++++ Task input
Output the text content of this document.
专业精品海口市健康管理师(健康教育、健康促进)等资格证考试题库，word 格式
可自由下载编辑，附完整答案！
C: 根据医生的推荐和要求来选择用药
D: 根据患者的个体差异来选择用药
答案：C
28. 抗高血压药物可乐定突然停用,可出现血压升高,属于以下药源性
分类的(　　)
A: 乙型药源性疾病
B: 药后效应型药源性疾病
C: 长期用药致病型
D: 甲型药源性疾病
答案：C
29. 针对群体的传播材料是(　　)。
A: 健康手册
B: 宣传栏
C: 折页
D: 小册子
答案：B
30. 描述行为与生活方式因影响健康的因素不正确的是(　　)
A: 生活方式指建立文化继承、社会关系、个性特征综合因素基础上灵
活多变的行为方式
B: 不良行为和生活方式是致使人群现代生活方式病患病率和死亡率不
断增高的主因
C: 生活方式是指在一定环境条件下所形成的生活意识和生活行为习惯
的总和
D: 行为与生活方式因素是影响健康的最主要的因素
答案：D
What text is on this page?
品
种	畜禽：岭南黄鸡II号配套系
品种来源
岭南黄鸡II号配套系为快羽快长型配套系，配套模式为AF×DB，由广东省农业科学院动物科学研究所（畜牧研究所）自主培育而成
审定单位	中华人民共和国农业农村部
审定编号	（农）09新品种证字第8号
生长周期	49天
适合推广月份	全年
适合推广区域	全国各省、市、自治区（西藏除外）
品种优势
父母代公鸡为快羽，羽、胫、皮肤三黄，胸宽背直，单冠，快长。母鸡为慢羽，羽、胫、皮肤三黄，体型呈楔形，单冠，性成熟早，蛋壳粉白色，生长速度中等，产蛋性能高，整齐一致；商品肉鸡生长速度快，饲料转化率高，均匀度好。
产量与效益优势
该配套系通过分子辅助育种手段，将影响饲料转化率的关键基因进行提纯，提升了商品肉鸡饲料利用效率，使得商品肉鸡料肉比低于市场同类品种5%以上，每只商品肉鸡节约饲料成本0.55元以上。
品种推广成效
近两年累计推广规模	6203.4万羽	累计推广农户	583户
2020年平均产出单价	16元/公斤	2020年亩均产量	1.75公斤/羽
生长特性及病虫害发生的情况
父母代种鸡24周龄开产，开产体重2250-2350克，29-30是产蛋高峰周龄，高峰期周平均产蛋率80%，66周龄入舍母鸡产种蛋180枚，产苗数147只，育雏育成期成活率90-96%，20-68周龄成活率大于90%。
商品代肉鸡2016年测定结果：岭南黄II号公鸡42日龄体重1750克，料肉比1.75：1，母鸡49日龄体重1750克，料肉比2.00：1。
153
++++++++
- What is being asked: Where a line of the records above holds the word "this", copy that line.

- Exercise solution:
Output the text content of this document.
What text is on this page?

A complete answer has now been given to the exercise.